# WHAT YOU HAVE TO DO
Please give the listing again, word for word, with nothing left out.

(Records from a data source)
......
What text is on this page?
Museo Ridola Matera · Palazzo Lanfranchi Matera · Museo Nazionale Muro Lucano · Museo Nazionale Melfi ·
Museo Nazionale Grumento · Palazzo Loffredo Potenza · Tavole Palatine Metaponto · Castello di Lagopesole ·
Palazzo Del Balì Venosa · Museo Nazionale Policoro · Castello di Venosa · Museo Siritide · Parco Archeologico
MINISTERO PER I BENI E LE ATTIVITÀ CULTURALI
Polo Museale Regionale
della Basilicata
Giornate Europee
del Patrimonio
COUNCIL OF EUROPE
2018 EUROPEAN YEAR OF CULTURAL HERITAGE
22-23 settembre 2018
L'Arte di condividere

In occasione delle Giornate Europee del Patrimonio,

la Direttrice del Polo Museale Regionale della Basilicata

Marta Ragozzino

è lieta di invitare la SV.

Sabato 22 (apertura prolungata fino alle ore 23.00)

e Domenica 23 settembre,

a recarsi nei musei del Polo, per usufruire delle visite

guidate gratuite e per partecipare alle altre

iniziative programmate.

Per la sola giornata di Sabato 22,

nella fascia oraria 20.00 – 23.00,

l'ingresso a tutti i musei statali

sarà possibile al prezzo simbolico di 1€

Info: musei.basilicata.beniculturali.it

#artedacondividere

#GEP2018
......
# SOLVED PROBLEM
What text is on this page?
Museo Ridola Matera · Palazzo Lanfranchi Matera · Museo Nazionale Muro Lucano · Museo Nazionale Melfi ·
Museo Nazionale Grumento · Palazzo Loffredo Potenza · Tavole Palatine Metaponto · Castello di Lagopesole ·
Palazzo Del Balì Venosa · Museo Nazionale Policoro · Castello di Venosa · Museo Siritide · Parco Archeologico
MINISTERO PER I BENI E LE ATTIVITÀ CULTURALI
Polo Museale Regionale
della Basilicata
Giornate Europee
del Patrimonio
COUNCIL OF EUROPE
2018 EUROPEAN YEAR OF CULTURAL HERITAGE
22-23 settembre 2018
L'Arte di condividere

In occasione delle Giornate Europee del Patrimonio,

la Direttrice del Polo Museale Regionale della Basilicata

Marta Ragozzino

è lieta di invitare la SV.

Sabato 22 (apertura prolungata fino alle ore 23.00)

e Domenica 23 settembre,

a recarsi nei musei del Polo, per usufruire delle visite

guidate gratuite e per partecipare alle altre

iniziative programmate.

Per la sola giornata di Sabato 22,

nella fascia oraria 20.00 – 23.00,

l'ingresso a tutti i musei statali

sarà possibile al prezzo simbolico di 1€

Info: musei.basilicata.beniculturali.it

#artedacondividere

#GEP2018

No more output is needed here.